**Task requirements:** All records must be quoted exactly. Omit the pictures.

**Data section:**
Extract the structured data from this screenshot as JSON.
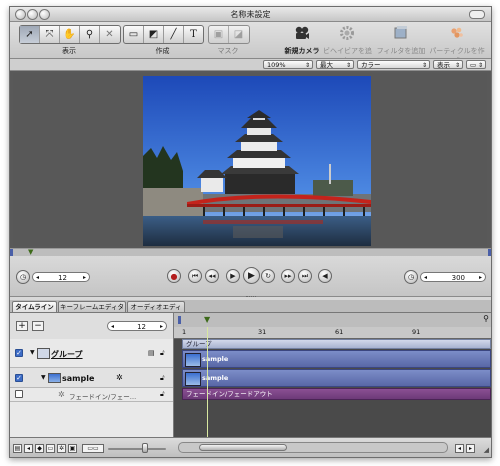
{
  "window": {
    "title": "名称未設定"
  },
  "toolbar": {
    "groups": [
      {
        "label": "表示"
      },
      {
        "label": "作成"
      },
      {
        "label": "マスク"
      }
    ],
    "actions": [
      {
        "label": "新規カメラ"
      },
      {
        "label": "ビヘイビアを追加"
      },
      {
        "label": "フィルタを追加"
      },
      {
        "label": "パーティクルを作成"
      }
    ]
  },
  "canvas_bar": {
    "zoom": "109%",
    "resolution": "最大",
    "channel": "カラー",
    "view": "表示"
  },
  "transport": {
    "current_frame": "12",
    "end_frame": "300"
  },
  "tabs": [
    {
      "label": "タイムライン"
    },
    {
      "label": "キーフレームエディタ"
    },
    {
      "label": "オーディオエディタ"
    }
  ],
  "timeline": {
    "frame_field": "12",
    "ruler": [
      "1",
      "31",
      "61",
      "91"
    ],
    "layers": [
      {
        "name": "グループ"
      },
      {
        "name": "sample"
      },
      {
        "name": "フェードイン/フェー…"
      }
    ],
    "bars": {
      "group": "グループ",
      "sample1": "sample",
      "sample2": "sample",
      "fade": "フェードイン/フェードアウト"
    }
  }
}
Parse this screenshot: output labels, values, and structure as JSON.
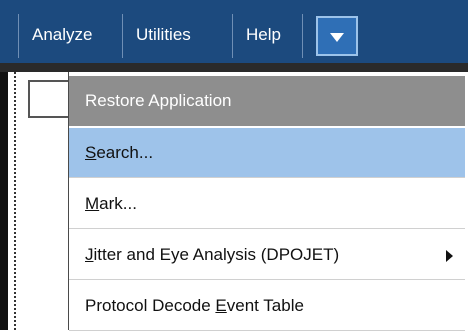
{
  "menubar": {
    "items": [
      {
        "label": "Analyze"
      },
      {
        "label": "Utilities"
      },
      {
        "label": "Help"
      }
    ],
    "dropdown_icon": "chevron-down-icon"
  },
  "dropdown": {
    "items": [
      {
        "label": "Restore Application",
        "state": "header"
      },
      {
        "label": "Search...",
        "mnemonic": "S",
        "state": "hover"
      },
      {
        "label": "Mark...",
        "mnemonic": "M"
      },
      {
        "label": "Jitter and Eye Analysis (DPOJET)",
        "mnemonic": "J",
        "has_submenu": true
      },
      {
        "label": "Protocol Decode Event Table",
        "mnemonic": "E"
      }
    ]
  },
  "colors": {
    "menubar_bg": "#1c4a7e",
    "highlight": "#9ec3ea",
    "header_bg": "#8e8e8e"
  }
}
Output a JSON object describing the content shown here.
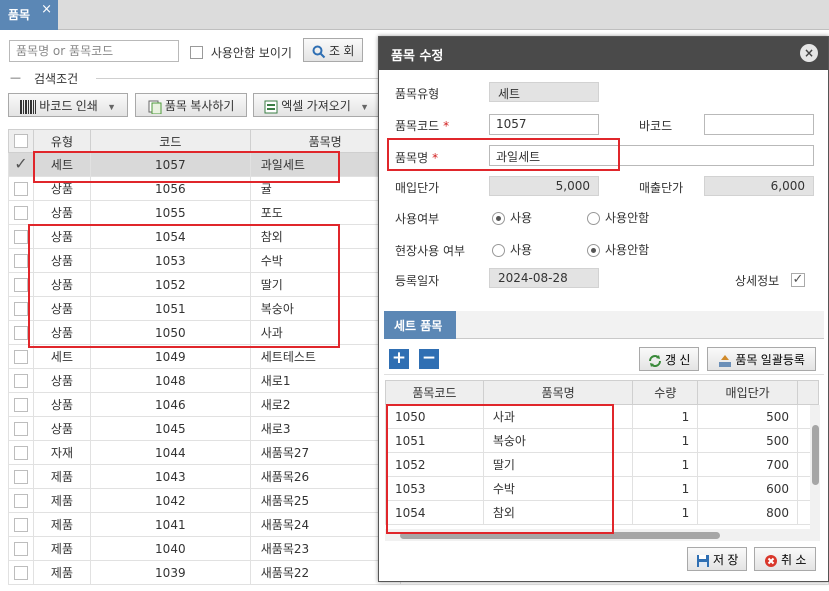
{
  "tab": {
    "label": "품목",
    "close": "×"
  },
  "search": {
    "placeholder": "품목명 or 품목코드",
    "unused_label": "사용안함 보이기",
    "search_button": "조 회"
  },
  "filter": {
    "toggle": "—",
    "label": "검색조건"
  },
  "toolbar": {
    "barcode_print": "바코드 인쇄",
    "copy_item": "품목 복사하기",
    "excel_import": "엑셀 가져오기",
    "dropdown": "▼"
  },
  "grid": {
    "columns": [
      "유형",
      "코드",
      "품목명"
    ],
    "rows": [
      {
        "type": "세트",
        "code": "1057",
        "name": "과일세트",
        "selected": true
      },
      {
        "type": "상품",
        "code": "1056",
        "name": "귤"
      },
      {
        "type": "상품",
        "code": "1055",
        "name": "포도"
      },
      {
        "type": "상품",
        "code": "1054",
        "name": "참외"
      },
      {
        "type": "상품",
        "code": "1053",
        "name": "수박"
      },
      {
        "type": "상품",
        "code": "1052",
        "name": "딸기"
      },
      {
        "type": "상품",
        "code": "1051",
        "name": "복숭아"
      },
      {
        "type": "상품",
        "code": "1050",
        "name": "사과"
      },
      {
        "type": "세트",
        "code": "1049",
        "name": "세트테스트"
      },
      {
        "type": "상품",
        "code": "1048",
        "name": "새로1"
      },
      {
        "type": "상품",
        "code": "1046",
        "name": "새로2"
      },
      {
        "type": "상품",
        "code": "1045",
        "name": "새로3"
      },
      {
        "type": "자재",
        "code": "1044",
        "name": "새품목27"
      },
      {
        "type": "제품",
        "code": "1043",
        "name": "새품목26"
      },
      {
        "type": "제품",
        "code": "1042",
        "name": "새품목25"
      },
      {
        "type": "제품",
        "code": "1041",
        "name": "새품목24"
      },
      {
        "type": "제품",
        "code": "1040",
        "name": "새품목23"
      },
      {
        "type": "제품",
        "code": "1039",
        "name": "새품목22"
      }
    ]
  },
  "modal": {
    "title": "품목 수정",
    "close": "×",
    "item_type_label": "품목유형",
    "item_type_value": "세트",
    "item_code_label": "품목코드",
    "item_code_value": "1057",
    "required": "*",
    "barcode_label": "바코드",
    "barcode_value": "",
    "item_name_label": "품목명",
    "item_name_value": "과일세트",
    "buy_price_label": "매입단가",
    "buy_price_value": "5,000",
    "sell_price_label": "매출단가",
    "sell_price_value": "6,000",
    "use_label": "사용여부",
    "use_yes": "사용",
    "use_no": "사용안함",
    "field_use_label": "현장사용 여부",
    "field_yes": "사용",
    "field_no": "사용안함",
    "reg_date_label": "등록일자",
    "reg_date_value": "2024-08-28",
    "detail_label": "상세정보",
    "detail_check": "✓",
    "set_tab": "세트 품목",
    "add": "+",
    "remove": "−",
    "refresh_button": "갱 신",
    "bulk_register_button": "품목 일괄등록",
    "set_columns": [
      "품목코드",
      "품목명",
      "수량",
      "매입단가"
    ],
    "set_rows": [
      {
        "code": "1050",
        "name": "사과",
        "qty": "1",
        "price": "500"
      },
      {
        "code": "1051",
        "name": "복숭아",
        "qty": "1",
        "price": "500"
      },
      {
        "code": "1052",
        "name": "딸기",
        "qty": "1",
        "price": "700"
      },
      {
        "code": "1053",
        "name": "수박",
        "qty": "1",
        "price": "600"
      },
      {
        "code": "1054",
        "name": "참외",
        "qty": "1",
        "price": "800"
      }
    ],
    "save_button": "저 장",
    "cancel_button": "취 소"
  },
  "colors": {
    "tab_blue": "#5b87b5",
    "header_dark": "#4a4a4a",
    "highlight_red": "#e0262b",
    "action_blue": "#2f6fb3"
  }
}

**Answer to this exercise:**
Extract the structured data from this screenshot as JSON.
{
  "window": {
    "title": "名称未設定"
  },
  "toolbar": {
    "groups": [
      {
        "label": "表示"
      },
      {
        "label": "作成"
      },
      {
        "label": "マスク"
      }
    ],
    "actions": [
      {
        "label": "新規カメラ"
      },
      {
        "label": "ビヘイビアを追加"
      },
      {
        "label": "フィルタを追加"
      },
      {
        "label": "パーティクルを作成"
      }
    ]
  },
  "canvas_bar": {
    "zoom": "109%",
    "resolution": "最大",
    "channel": "カラー",
    "view": "表示"
  },
  "transport": {
    "current_frame": "12",
    "end_frame": "300"
  },
  "tabs": [
    {
      "label": "タイムライン"
    },
    {
      "label": "キーフレームエディタ"
    },
    {
      "label": "オーディオエディタ"
    }
  ],
  "timeline": {
    "frame_field": "12",
    "ruler": [
      "1",
      "31",
      "61",
      "91"
    ],
    "layers": [
      {
        "name": "グループ"
      },
      {
        "name": "sample"
      },
      {
        "name": "フェードイン/フェー…"
      }
    ],
    "bars": {
      "group": "グループ",
      "sample1": "sample",
      "sample2": "sample",
      "fade": "フェードイン/フェードアウト"
    }
  }
}
Parse this screenshot: output labels, values, and structure as JSON.
{
  "menubar": {
    "items": [
      {
        "label": "Analyze"
      },
      {
        "label": "Utilities"
      },
      {
        "label": "Help"
      }
    ],
    "dropdown_icon": "chevron-down-icon"
  },
  "dropdown": {
    "items": [
      {
        "label": "Restore Application",
        "state": "header"
      },
      {
        "label": "Search...",
        "mnemonic": "S",
        "state": "hover"
      },
      {
        "label": "Mark...",
        "mnemonic": "M"
      },
      {
        "label": "Jitter and Eye Analysis (DPOJET)",
        "mnemonic": "J",
        "has_submenu": true
      },
      {
        "label": "Protocol Decode Event Table",
        "mnemonic": "E"
      }
    ]
  },
  "colors": {
    "menubar_bg": "#1c4a7e",
    "highlight": "#9ec3ea",
    "header_bg": "#8e8e8e"
  }
}
Output a JSON object describing the content shown here.
{
  "tab": {
    "label": "품목",
    "close": "×"
  },
  "search": {
    "placeholder": "품목명 or 품목코드",
    "unused_label": "사용안함 보이기",
    "search_button": "조 회"
  },
  "filter": {
    "toggle": "—",
    "label": "검색조건"
  },
  "toolbar": {
    "barcode_print": "바코드 인쇄",
    "copy_item": "품목 복사하기",
    "excel_import": "엑셀 가져오기",
    "dropdown": "▼"
  },
  "grid": {
    "columns": [
      "유형",
      "코드",
      "품목명"
    ],
    "rows": [
      {
        "type": "세트",
        "code": "1057",
        "name": "과일세트",
        "selected": true
      },
      {
        "type": "상품",
        "code": "1056",
        "name": "귤"
      },
      {
        "type": "상품",
        "code": "1055",
        "name": "포도"
      },
      {
        "type": "상품",
        "code": "1054",
        "name": "참외"
      },
      {
        "type": "상품",
        "code": "1053",
        "name": "수박"
      },
      {
        "type": "상품",
        "code": "1052",
        "name": "딸기"
      },
      {
        "type": "상품",
        "code": "1051",
        "name": "복숭아"
      },
      {
        "type": "상품",
        "code": "1050",
        "name": "사과"
      },
      {
        "type": "세트",
        "code": "1049",
        "name": "세트테스트"
      },
      {
        "type": "상품",
        "code": "1048",
        "name": "새로1"
      },
      {
        "type": "상품",
        "code": "1046",
        "name": "새로2"
      },
      {
        "type": "상품",
        "code": "1045",
        "name": "새로3"
      },
      {
        "type": "자재",
        "code": "1044",
        "name": "새품목27"
      },
      {
        "type": "제품",
        "code": "1043",
        "name": "새품목26"
      },
      {
        "type": "제품",
        "code": "1042",
        "name": "새품목25"
      },
      {
        "type": "제품",
        "code": "1041",
        "name": "새품목24"
      },
      {
        "type": "제품",
        "code": "1040",
        "name": "새품목23"
      },
      {
        "type": "제품",
        "code": "1039",
        "name": "새품목22"
      }
    ]
  },
  "modal": {
    "title": "품목 수정",
    "close": "×",
    "item_type_label": "품목유형",
    "item_type_value": "세트",
    "item_code_label": "품목코드",
    "item_code_value": "1057",
    "required": "*",
    "barcode_label": "바코드",
    "barcode_value": "",
    "item_name_label": "품목명",
    "item_name_value": "과일세트",
    "buy_price_label": "매입단가",
    "buy_price_value": "5,000",
    "sell_price_label": "매출단가",
    "sell_price_value": "6,000",
    "use_label": "사용여부",
    "use_yes": "사용",
    "use_no": "사용안함",
    "field_use_label": "현장사용 여부",
    "field_yes": "사용",
    "field_no": "사용안함",
    "reg_date_label": "등록일자",
    "reg_date_value": "2024-08-28",
    "detail_label": "상세정보",
    "detail_check": "✓",
    "set_tab": "세트 품목",
    "add": "+",
    "remove": "−",
    "refresh_button": "갱 신",
    "bulk_register_button": "품목 일괄등록",
    "set_columns": [
      "품목코드",
      "품목명",
      "수량",
      "매입단가"
    ],
    "set_rows": [
      {
        "code": "1050",
        "name": "사과",
        "qty": "1",
        "price": "500"
      },
      {
        "code": "1051",
        "name": "복숭아",
        "qty": "1",
        "price": "500"
      },
      {
        "code": "1052",
        "name": "딸기",
        "qty": "1",
        "price": "700"
      },
      {
        "code": "1053",
        "name": "수박",
        "qty": "1",
        "price": "600"
      },
      {
        "code": "1054",
        "name": "참외",
        "qty": "1",
        "price": "800"
      }
    ],
    "save_button": "저 장",
    "cancel_button": "취 소"
  },
  "colors": {
    "tab_blue": "#5b87b5",
    "header_dark": "#4a4a4a",
    "highlight_red": "#e0262b",
    "action_blue": "#2f6fb3"
  }
}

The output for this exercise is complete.